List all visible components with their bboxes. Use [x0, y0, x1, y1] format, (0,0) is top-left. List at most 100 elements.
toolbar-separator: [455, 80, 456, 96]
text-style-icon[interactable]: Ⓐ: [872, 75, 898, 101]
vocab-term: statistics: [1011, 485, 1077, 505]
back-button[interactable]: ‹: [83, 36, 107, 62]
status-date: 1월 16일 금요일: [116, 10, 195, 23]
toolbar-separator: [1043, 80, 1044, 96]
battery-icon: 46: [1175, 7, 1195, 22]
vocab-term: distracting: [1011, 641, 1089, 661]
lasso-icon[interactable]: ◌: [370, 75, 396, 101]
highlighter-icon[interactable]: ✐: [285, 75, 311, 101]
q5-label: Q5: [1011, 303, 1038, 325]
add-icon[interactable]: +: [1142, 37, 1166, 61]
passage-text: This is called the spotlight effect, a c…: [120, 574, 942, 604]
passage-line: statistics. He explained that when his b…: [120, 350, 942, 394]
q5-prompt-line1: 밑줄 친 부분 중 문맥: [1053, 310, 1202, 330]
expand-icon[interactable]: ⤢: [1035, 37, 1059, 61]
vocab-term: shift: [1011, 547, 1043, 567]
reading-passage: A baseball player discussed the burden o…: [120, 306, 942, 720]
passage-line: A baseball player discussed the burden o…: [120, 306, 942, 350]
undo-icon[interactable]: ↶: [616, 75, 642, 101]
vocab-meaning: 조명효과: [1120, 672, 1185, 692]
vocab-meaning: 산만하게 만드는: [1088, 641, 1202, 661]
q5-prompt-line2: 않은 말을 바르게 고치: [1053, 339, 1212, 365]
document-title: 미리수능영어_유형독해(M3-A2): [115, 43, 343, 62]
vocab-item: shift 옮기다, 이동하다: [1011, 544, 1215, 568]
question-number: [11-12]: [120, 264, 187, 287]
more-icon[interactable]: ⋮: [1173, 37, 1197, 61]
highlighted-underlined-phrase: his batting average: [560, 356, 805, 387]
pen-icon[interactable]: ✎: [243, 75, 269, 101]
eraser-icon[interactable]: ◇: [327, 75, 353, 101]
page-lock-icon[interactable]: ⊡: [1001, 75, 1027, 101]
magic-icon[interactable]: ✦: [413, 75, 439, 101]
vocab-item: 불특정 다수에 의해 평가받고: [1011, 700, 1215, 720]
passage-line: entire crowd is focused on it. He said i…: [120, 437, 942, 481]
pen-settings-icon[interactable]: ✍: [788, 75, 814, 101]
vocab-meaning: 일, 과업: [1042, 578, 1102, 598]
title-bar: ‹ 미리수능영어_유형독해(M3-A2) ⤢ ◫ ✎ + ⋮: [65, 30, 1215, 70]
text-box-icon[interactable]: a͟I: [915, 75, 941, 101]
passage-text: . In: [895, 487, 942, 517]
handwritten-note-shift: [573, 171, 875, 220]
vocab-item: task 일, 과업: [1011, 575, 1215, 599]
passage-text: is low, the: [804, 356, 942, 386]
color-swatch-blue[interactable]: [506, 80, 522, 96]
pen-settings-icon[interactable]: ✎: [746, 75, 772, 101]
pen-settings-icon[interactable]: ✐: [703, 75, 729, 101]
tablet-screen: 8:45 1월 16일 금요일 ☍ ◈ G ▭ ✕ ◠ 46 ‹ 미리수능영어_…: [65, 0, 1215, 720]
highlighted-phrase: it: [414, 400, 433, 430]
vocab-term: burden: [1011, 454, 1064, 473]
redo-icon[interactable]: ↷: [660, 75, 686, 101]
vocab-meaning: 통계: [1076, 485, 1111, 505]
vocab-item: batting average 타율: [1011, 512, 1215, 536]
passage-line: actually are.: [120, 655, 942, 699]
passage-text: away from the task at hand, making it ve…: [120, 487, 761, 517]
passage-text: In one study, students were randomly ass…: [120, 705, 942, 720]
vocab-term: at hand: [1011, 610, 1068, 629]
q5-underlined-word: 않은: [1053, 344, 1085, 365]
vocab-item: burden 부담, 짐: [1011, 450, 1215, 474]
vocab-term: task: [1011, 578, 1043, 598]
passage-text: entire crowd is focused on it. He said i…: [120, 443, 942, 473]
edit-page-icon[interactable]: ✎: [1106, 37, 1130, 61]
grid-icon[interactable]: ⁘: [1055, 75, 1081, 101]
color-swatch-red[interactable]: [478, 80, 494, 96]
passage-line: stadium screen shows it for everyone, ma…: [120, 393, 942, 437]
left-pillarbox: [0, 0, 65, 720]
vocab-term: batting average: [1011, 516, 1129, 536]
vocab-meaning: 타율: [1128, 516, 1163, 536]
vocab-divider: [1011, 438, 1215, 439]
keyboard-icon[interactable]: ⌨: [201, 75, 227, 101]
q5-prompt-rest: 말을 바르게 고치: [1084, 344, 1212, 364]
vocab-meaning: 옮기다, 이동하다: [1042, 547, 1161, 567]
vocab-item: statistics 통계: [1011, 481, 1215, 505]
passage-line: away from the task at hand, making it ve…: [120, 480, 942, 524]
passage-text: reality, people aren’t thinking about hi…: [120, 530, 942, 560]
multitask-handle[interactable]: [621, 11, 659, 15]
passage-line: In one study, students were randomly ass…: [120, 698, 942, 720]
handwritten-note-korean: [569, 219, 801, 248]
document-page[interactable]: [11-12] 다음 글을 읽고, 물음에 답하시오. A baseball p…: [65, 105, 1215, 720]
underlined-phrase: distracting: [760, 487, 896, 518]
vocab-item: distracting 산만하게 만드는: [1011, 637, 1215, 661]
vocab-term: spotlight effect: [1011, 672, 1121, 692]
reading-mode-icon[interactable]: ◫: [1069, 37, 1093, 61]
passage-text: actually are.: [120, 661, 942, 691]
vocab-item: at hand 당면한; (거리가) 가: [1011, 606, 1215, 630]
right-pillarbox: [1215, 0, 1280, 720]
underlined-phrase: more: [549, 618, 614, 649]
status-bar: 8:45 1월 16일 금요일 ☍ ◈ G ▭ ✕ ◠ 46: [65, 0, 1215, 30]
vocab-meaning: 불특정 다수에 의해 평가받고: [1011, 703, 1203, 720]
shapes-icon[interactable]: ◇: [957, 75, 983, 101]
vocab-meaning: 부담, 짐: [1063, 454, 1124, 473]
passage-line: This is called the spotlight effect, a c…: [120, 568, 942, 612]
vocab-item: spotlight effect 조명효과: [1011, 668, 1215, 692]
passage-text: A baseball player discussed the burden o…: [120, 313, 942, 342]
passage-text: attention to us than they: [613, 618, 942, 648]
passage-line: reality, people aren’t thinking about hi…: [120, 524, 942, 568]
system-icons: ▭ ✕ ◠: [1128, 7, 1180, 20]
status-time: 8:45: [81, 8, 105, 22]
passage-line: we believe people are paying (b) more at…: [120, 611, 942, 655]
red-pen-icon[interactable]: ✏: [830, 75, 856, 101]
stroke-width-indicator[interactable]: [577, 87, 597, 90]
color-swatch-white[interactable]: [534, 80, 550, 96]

________________________________________

### YOUR OBJECTIVE
Reproduce the material above verbatim, line for line.

### SOLUTION FOR THIS PROBLEM
List all visible components with their bboxes. Use [x0, y0, x1, y1] format, (0,0) is top-left. List at most 100 elements.
toolbar-separator: [455, 80, 456, 96]
text-style-icon[interactable]: Ⓐ: [872, 75, 898, 101]
vocab-term: statistics: [1011, 485, 1077, 505]
back-button[interactable]: ‹: [83, 36, 107, 62]
status-date: 1월 16일 금요일: [116, 10, 195, 23]
toolbar-separator: [1043, 80, 1044, 96]
battery-icon: 46: [1175, 7, 1195, 22]
vocab-term: distracting: [1011, 641, 1089, 661]
lasso-icon[interactable]: ◌: [370, 75, 396, 101]
highlighter-icon[interactable]: ✐: [285, 75, 311, 101]
q5-label: Q5: [1011, 303, 1038, 325]
add-icon[interactable]: +: [1142, 37, 1166, 61]
passage-text: This is called the spotlight effect, a c…: [120, 574, 942, 604]
passage-line: statistics. He explained that when his b…: [120, 350, 942, 394]
q5-prompt-line1: 밑줄 친 부분 중 문맥: [1053, 310, 1202, 330]
expand-icon[interactable]: ⤢: [1035, 37, 1059, 61]
vocab-term: shift: [1011, 547, 1043, 567]
reading-passage: A baseball player discussed the burden o…: [120, 306, 942, 720]
passage-line: A baseball player discussed the burden o…: [120, 306, 942, 350]
undo-icon[interactable]: ↶: [616, 75, 642, 101]
vocab-meaning: 조명효과: [1120, 672, 1185, 692]
vocab-meaning: 산만하게 만드는: [1088, 641, 1202, 661]
q5-prompt-line2: 않은 말을 바르게 고치: [1053, 339, 1212, 365]
document-title: 미리수능영어_유형독해(M3-A2): [115, 43, 343, 62]
vocab-item: shift 옮기다, 이동하다: [1011, 544, 1215, 568]
question-number: [11-12]: [120, 264, 187, 287]
more-icon[interactable]: ⋮: [1173, 37, 1197, 61]
highlighted-underlined-phrase: his batting average: [560, 356, 805, 387]
pen-icon[interactable]: ✎: [243, 75, 269, 101]
eraser-icon[interactable]: ◇: [327, 75, 353, 101]
page-lock-icon[interactable]: ⊡: [1001, 75, 1027, 101]
magic-icon[interactable]: ✦: [413, 75, 439, 101]
vocab-item: 불특정 다수에 의해 평가받고: [1011, 700, 1215, 720]
passage-line: entire crowd is focused on it. He said i…: [120, 437, 942, 481]
pen-settings-icon[interactable]: ✍: [788, 75, 814, 101]
vocab-meaning: 일, 과업: [1042, 578, 1102, 598]
title-bar: ‹ 미리수능영어_유형독해(M3-A2) ⤢ ◫ ✎ + ⋮: [65, 30, 1215, 70]
text-box-icon[interactable]: a͟I: [915, 75, 941, 101]
passage-text: . In: [895, 487, 942, 517]
handwritten-note-shift: [573, 171, 875, 220]
vocab-item: task 일, 과업: [1011, 575, 1215, 599]
passage-text: is low, the: [804, 356, 942, 386]
color-swatch-blue[interactable]: [506, 80, 522, 96]
pen-settings-icon[interactable]: ✎: [746, 75, 772, 101]
pen-settings-icon[interactable]: ✐: [703, 75, 729, 101]
tablet-screen: 8:45 1월 16일 금요일 ☍ ◈ G ▭ ✕ ◠ 46 ‹ 미리수능영어_…: [65, 0, 1215, 720]
highlighted-phrase: it: [414, 400, 433, 430]
vocab-term: burden: [1011, 454, 1064, 473]
redo-icon[interactable]: ↷: [660, 75, 686, 101]
vocab-meaning: 통계: [1076, 485, 1111, 505]
vocab-item: batting average 타율: [1011, 512, 1215, 536]
passage-line: actually are.: [120, 655, 942, 699]
passage-text: away from the task at hand, making it ve…: [120, 487, 761, 517]
passage-text: In one study, students were randomly ass…: [120, 705, 942, 720]
vocab-term: at hand: [1011, 610, 1068, 629]
q5-underlined-word: 않은: [1053, 344, 1085, 365]
vocab-item: burden 부담, 짐: [1011, 450, 1215, 474]
vocab-term: task: [1011, 578, 1043, 598]
passage-text: entire crowd is focused on it. He said i…: [120, 443, 942, 473]
edit-page-icon[interactable]: ✎: [1106, 37, 1130, 61]
grid-icon[interactable]: ⁘: [1055, 75, 1081, 101]
color-swatch-red[interactable]: [478, 80, 494, 96]
passage-line: stadium screen shows it for everyone, ma…: [120, 393, 942, 437]
left-pillarbox: [0, 0, 65, 720]
vocab-term: batting average: [1011, 516, 1129, 536]
vocab-meaning: 타율: [1128, 516, 1163, 536]
vocab-divider: [1011, 438, 1215, 439]
keyboard-icon[interactable]: ⌨: [201, 75, 227, 101]
q5-prompt-rest: 말을 바르게 고치: [1084, 344, 1212, 364]
vocab-meaning: 옮기다, 이동하다: [1042, 547, 1161, 567]
vocab-item: statistics 통계: [1011, 481, 1215, 505]
passage-line: away from the task at hand, making it ve…: [120, 480, 942, 524]
passage-text: reality, people aren’t thinking about hi…: [120, 530, 942, 560]
multitask-handle[interactable]: [621, 11, 659, 15]
passage-line: In one study, students were randomly ass…: [120, 698, 942, 720]
handwritten-note-korean: [569, 219, 801, 248]
document-page[interactable]: [11-12] 다음 글을 읽고, 물음에 답하시오. A baseball p…: [65, 105, 1215, 720]
underlined-phrase: distracting: [760, 487, 896, 518]
vocab-item: distracting 산만하게 만드는: [1011, 637, 1215, 661]
vocab-term: spotlight effect: [1011, 672, 1121, 692]
reading-mode-icon[interactable]: ◫: [1069, 37, 1093, 61]
passage-text: actually are.: [120, 661, 942, 691]
vocab-item: at hand 당면한; (거리가) 가: [1011, 606, 1215, 630]
right-pillarbox: [1215, 0, 1280, 720]
underlined-phrase: more: [549, 618, 614, 649]
status-bar: 8:45 1월 16일 금요일 ☍ ◈ G ▭ ✕ ◠ 46: [65, 0, 1215, 30]
vocab-meaning: 불특정 다수에 의해 평가받고: [1011, 703, 1203, 720]
shapes-icon[interactable]: ◇: [957, 75, 983, 101]
vocab-meaning: 부담, 짐: [1063, 454, 1124, 473]
passage-line: This is called the spotlight effect, a c…: [120, 568, 942, 612]
vocab-item: spotlight effect 조명효과: [1011, 668, 1215, 692]
passage-text: A baseball player discussed the burden o…: [120, 313, 942, 342]
passage-text: attention to us than they: [613, 618, 942, 648]
passage-line: reality, people aren’t thinking about hi…: [120, 524, 942, 568]
system-icons: ▭ ✕ ◠: [1128, 7, 1180, 20]
status-time: 8:45: [81, 8, 105, 22]
passage-line: we believe people are paying (b) more at…: [120, 611, 942, 655]
red-pen-icon[interactable]: ✏: [830, 75, 856, 101]
stroke-width-indicator[interactable]: [577, 87, 597, 90]
color-swatch-white[interactable]: [534, 80, 550, 96]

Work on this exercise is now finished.